:: GIVEN REQUEST ::
State only how many lines contain the string "νερού".

(Data tied to figure images)
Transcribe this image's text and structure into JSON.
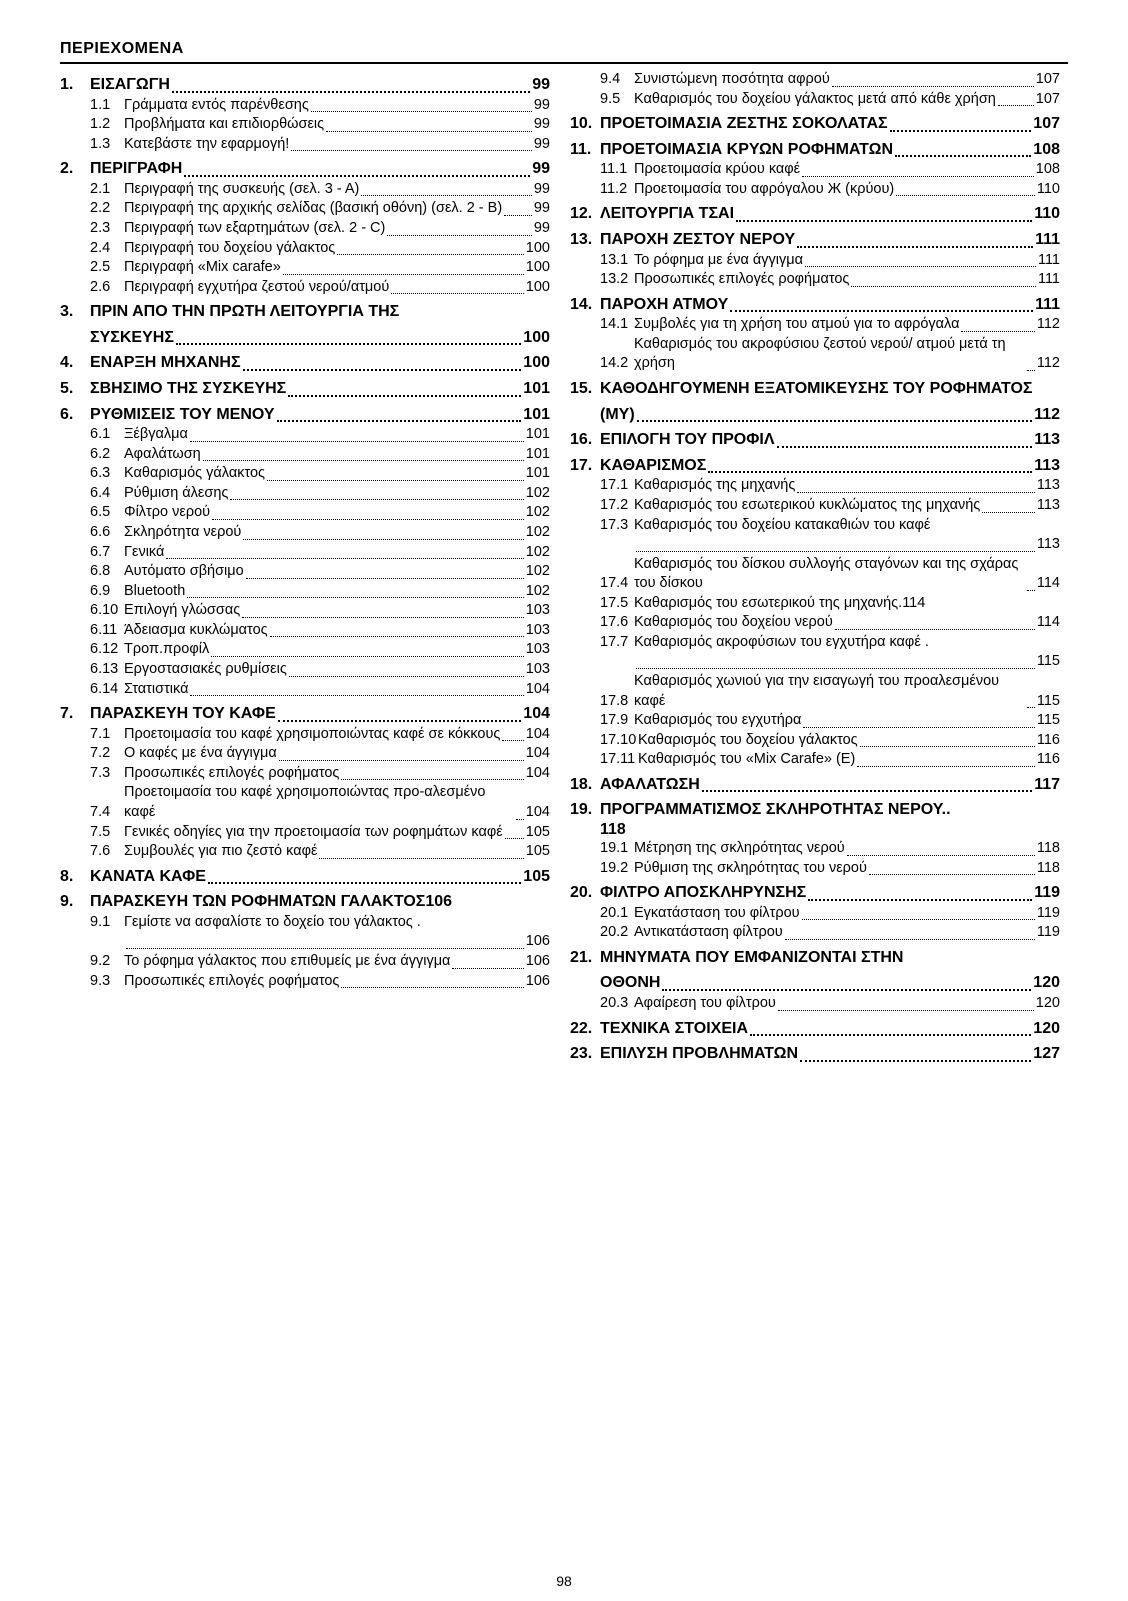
{
  "page_footer_number": "98",
  "doc_title": "ΠΕΡΙΕΧΟΜΕΝΑ",
  "style": {
    "font_family": "Arial Narrow",
    "body_color": "#000000",
    "background_color": "#ffffff",
    "section_fontsize": 16,
    "section_weight": 800,
    "sub_fontsize": 14.5,
    "sub_weight": 400,
    "title_underline_color": "#000000"
  },
  "sections": [
    {
      "num": "1.",
      "label": "ΕΙΣΑΓΩΓΗ",
      "page": "99",
      "subs": [
        {
          "num": "1.1",
          "label": "Γράμματα εντός παρένθεσης",
          "page": "99"
        },
        {
          "num": "1.2",
          "label": "Προβλήματα και επιδιορθώσεις",
          "page": "99"
        },
        {
          "num": "1.3",
          "label": "Κατεβάστε την εφαρμογή!",
          "page": "99"
        }
      ]
    },
    {
      "num": "2.",
      "label": "ΠΕΡΙΓΡΑΦΗ",
      "page": "99",
      "subs": [
        {
          "num": "2.1",
          "label": "Περιγραφή της συσκευής (σελ. 3 - Α)",
          "page": "99"
        },
        {
          "num": "2.2",
          "label": "Περιγραφή της αρχικής σελίδας (βασική οθόνη) (σελ. 2 - B)",
          "page": "99"
        },
        {
          "num": "2.3",
          "label": "Περιγραφή των εξαρτημάτων (σελ. 2 - C)",
          "page": "99"
        },
        {
          "num": "2.4",
          "label": "Περιγραφή του δοχείου γάλακτος",
          "page": "100"
        },
        {
          "num": "2.5",
          "label": "Περιγραφή «Mix carafe»",
          "page": "100"
        },
        {
          "num": "2.6",
          "label": "Περιγραφή εγχυτήρα ζεστού νερού/ατμού",
          "page": "100"
        }
      ]
    },
    {
      "num": "3.",
      "label": "ΠΡΙΝ ΑΠΟ ΤΗΝ ΠΡΩΤΗ ΛΕΙΤΟΥΡΓΙΑ ΤΗΣ ΣΥΣΚΕΥΗΣ",
      "page": "100",
      "wrap": true,
      "subs": []
    },
    {
      "num": "4.",
      "label": "ΕΝΑΡΞΗ ΜΗΧΑΝΗΣ",
      "page": "100",
      "subs": []
    },
    {
      "num": "5.",
      "label": "ΣΒΗΣΙΜΟ ΤΗΣ ΣΥΣΚΕΥΗΣ",
      "page": "101",
      "subs": []
    },
    {
      "num": "6.",
      "label": "ΡΥΘΜΙΣΕΙΣ ΤΟΥ ΜΕΝΟΥ",
      "page": "101",
      "subs": [
        {
          "num": "6.1",
          "label": "Ξέβγαλμα",
          "page": "101"
        },
        {
          "num": "6.2",
          "label": "Αφαλάτωση",
          "page": "101"
        },
        {
          "num": "6.3",
          "label": "Καθαρισμός γάλακτος",
          "page": "101"
        },
        {
          "num": "6.4",
          "label": "Ρύθμιση άλεσης",
          "page": "102"
        },
        {
          "num": "6.5",
          "label": "Φίλτρο νερού",
          "page": "102"
        },
        {
          "num": "6.6",
          "label": "Σκληρότητα νερού",
          "page": "102"
        },
        {
          "num": "6.7",
          "label": "Γενικά",
          "page": "102"
        },
        {
          "num": "6.8",
          "label": "Αυτόματο σβήσιμο",
          "page": "102"
        },
        {
          "num": "6.9",
          "label": "Bluetooth",
          "page": "102"
        },
        {
          "num": "6.10",
          "label": "Επιλογή γλώσσας",
          "page": "103"
        },
        {
          "num": "6.11",
          "label": "Άδειασμα κυκλώματος",
          "page": "103"
        },
        {
          "num": "6.12",
          "label": "Τροπ.προφίλ",
          "page": "103"
        },
        {
          "num": "6.13",
          "label": "Εργοστασιακές ρυθμίσεις",
          "page": "103"
        },
        {
          "num": "6.14",
          "label": "Στατιστικά",
          "page": "104"
        }
      ]
    },
    {
      "num": "7.",
      "label": "ΠΑΡΑΣΚΕΥΗ ΤΟΥ ΚΑΦΕ",
      "page": "104",
      "subs": [
        {
          "num": "7.1",
          "label": "Προετοιμασία του καφέ χρησιμοποιώντας καφέ σε κόκκους",
          "page": "104"
        },
        {
          "num": "7.2",
          "label": "Ο καφές με ένα άγγιγμα",
          "page": "104"
        },
        {
          "num": "7.3",
          "label": "Προσωπικές επιλογές ροφήματος",
          "page": "104"
        },
        {
          "num": "7.4",
          "label": "Προετοιμασία του καφέ χρησιμοποιώντας προ-αλεσμένο καφέ",
          "page": "104"
        },
        {
          "num": "7.5",
          "label": "Γενικές οδηγίες για την προετοιμασία των ροφημάτων καφέ",
          "page": "105"
        },
        {
          "num": "7.6",
          "label": "Συμβουλές για πιο ζεστό καφέ",
          "page": "105"
        }
      ]
    },
    {
      "num": "8.",
      "label": "ΚΑΝΑΤΑ ΚΑΦΕ",
      "page": "105",
      "subs": []
    },
    {
      "num": "9.",
      "label": "ΠΑΡΑΣΚΕΥΗ ΤΩΝ ΡΟΦΗΜΑΤΩΝ ΓΑΛΑΚΤΟΣ",
      "page": "106",
      "nodots": true,
      "subs": [
        {
          "num": "9.1",
          "label": "Γεμίστε να ασφαλίστε το δοχείο του γάλακτος .",
          "page": "106",
          "leading_dots_only": true
        },
        {
          "num": "9.2",
          "label": "Το ρόφημα γάλακτος που επιθυμείς με ένα άγγιγμα",
          "page": "106"
        },
        {
          "num": "9.3",
          "label": "Προσωπικές επιλογές ροφήματος",
          "page": "106"
        }
      ]
    }
  ],
  "sections_col2": [
    {
      "continued_subs": [
        {
          "num": "9.4",
          "label": "Συνιστώμενη ποσότητα αφρού",
          "page": "107"
        },
        {
          "num": "9.5",
          "label": "Καθαρισμός του δοχείου γάλακτος μετά από κάθε χρήση",
          "page": "107"
        }
      ]
    },
    {
      "num": "10.",
      "label": "ΠΡΟΕΤΟΙΜΑΣΙΑ ΖΕΣΤΗΣ ΣΟΚΟΛΑΤΑΣ",
      "page": "107",
      "subs": []
    },
    {
      "num": "11.",
      "label": "ΠΡΟΕΤΟΙΜΑΣΙΑ ΚΡΥΩΝ ΡΟΦΗΜΑΤΩΝ",
      "page": "108",
      "subs": [
        {
          "num": "11.1",
          "label": "Προετοιμασία κρύου καφέ",
          "page": "108"
        },
        {
          "num": "11.2",
          "label": "Προετοιμασία του αφρόγαλου Ж (κρύου)",
          "page": "110"
        }
      ]
    },
    {
      "num": "12.",
      "label": "ΛEIΤΟΥΡΓΙΑ ΤΣΑΙ",
      "page": "110",
      "subs": []
    },
    {
      "num": "13.",
      "label": "ΠΑΡΟΧΗ ΖΕΣΤΟΥ ΝΕΡΟΥ",
      "page": "111",
      "subs": [
        {
          "num": "13.1",
          "label": "Το ρόφημα με ένα άγγιγμα",
          "page": "111"
        },
        {
          "num": "13.2",
          "label": "Προσωπικές επιλογές ροφήματος",
          "page": "111"
        }
      ]
    },
    {
      "num": "14.",
      "label": "ΠΑΡΟΧΗ ΑΤΜΟΥ",
      "page": "111",
      "subs": [
        {
          "num": "14.1",
          "label": "Συμβολές για τη χρήση του ατμού για το αφρόγαλα",
          "page": "112"
        },
        {
          "num": "14.2",
          "label": "Καθαρισμός του ακροφύσιου ζεστού νερού/ ατμού μετά τη χρήση",
          "page": "112"
        }
      ]
    },
    {
      "num": "15.",
      "label": "ΚΑΘΟΔΗΓΟΥΜΕΝΗ ΕΞΑΤΟΜΙΚΕΥΣΗΣ ΤΟΥ ΡΟΦΗΜΑΤΟΣ (MY)",
      "page": "112",
      "wrap": true,
      "subs": []
    },
    {
      "num": "16.",
      "label": "ΕΠΙΛΟΓΗ ΤΟΥ ΠΡΟΦΙΛ",
      "page": "113",
      "subs": []
    },
    {
      "num": "17.",
      "label": "ΚΑΘΑΡΙΣΜΟΣ",
      "page": "113",
      "subs": [
        {
          "num": "17.1",
          "label": "Καθαρισμός της μηχανής",
          "page": "113"
        },
        {
          "num": "17.2",
          "label": "Καθαρισμός του εσωτερικού κυκλώματος της μηχανής",
          "page": "113"
        },
        {
          "num": "17.3",
          "label": "Καθαρισμός του δοχείου κατακαθιών του καφέ",
          "page": "113",
          "leading_dots_only": true
        },
        {
          "num": "17.4",
          "label": "Καθαρισμός του δίσκου συλλογής σταγόνων και της σχάρας του δίσκου",
          "page": "114"
        },
        {
          "num": "17.5",
          "label": "Καθαρισμός του εσωτερικού της μηχανής.",
          "page": "114",
          "nodots": true
        },
        {
          "num": "17.6",
          "label": "Καθαρισμός του δοχείου νερού",
          "page": "114"
        },
        {
          "num": "17.7",
          "label": "Καθαρισμός ακροφύσιων του εγχυτήρα καφέ .",
          "page": "115",
          "leading_dots_only": true
        },
        {
          "num": "17.8",
          "label": "Καθαρισμός χωνιού για την εισαγωγή του προαλεσμένου καφέ",
          "page": "115"
        },
        {
          "num": "17.9",
          "label": "Καθαρισμός του εγχυτήρα",
          "page": "115"
        },
        {
          "num": "17.10",
          "label": "Καθαρισμός του δοχείου γάλακτος",
          "page": "116",
          "tightnum": true
        },
        {
          "num": "17.11",
          "label": "Καθαρισμός του «Mix Carafe» (E)",
          "page": "116",
          "tightnum": true
        }
      ]
    },
    {
      "num": "18.",
      "label": "ΑΦΑΛΑΤΩΣΗ",
      "page": "117",
      "subs": []
    },
    {
      "num": "19.",
      "label": "ΠΡΟΓΡΑΜΜΑΤΙΣΜΟΣ ΣΚΛΗΡΟΤΗΤΑΣ ΝΕΡΟΥ",
      "page": "118",
      "page_trailing": true,
      "inlinepage": true,
      "subs": [
        {
          "num": "19.1",
          "label": "Μέτρηση της σκληρότητας νερού",
          "page": "118"
        },
        {
          "num": "19.2",
          "label": "Ρύθμιση της σκληρότητας του νερού",
          "page": "118"
        }
      ]
    },
    {
      "num": "20.",
      "label": "ΦΙΛΤΡΟ ΑΠΟΣΚΛΗΡΥΝΣΗΣ",
      "page": "119",
      "subs": [
        {
          "num": "20.1",
          "label": "Εγκατάσταση του φίλτρου",
          "page": "119"
        },
        {
          "num": "20.2",
          "label": "Αντικατάσταση φίλτρου",
          "page": "119"
        }
      ]
    },
    {
      "num": "21.",
      "label": "ΜΗΝΥΜΑΤΑ ΠΟΥ ΕΜΦΑΝΙΖΟΝΤΑΙ ΣΤΗΝ ΟΘΟΝΗ",
      "page": "120",
      "wrap": true,
      "subs": [
        {
          "num": "20.3",
          "label": "Αφαίρεση του φίλτρου",
          "page": "120"
        }
      ]
    },
    {
      "num": "22.",
      "label": "ΤΕΧΝΙΚΑ ΣΤΟΙΧΕΙΑ",
      "page": "120",
      "subs": []
    },
    {
      "num": "23.",
      "label": "ΕΠΙΛΥΣΗ ΠΡΟΒΛΗΜΑΤΩΝ",
      "page": "127",
      "subs": []
    }
  ]
}
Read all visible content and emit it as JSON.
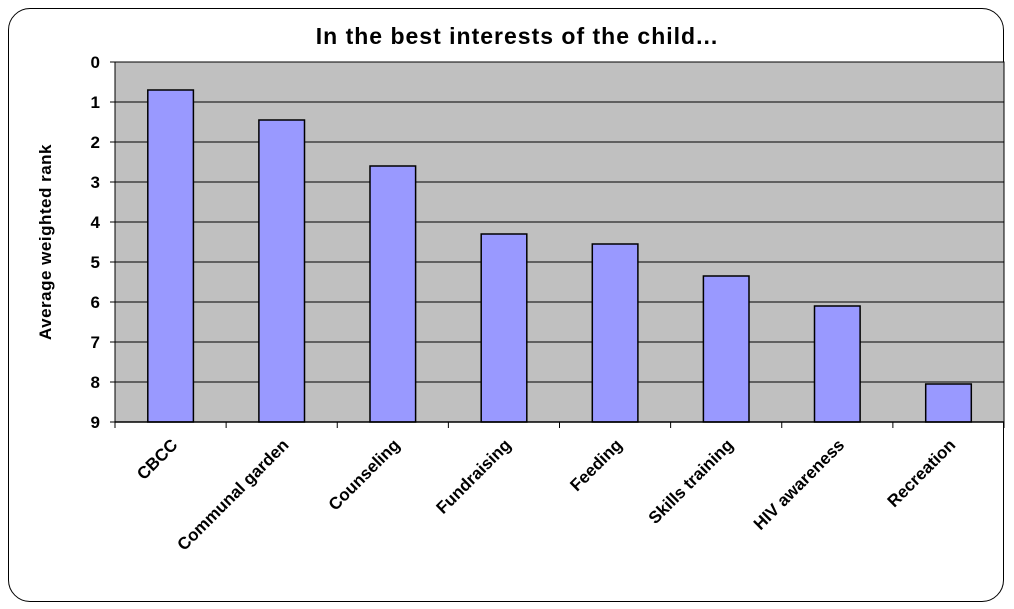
{
  "chart_data": {
    "type": "bar",
    "title": "In the best interests of the child...",
    "xlabel": "",
    "ylabel": "Average weighted rank",
    "ylim": [
      0,
      9
    ],
    "y_inverted": true,
    "yticks": [
      0,
      1,
      2,
      3,
      4,
      5,
      6,
      7,
      8,
      9
    ],
    "grid": true,
    "legend": "none",
    "categories": [
      "CBCC",
      "Communal garden",
      "Counseling",
      "Fundraising",
      "Feeding",
      "Skills training",
      "HIV awareness",
      "Recreation"
    ],
    "values": [
      0.7,
      1.45,
      2.6,
      4.3,
      4.55,
      5.35,
      6.1,
      8.05
    ],
    "colors": {
      "bar": "#9999ff",
      "plot_bg": "#c0c0c0",
      "grid": "#000000",
      "frame": "#000000"
    }
  }
}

:: PROBLEM SOLUTION ::
7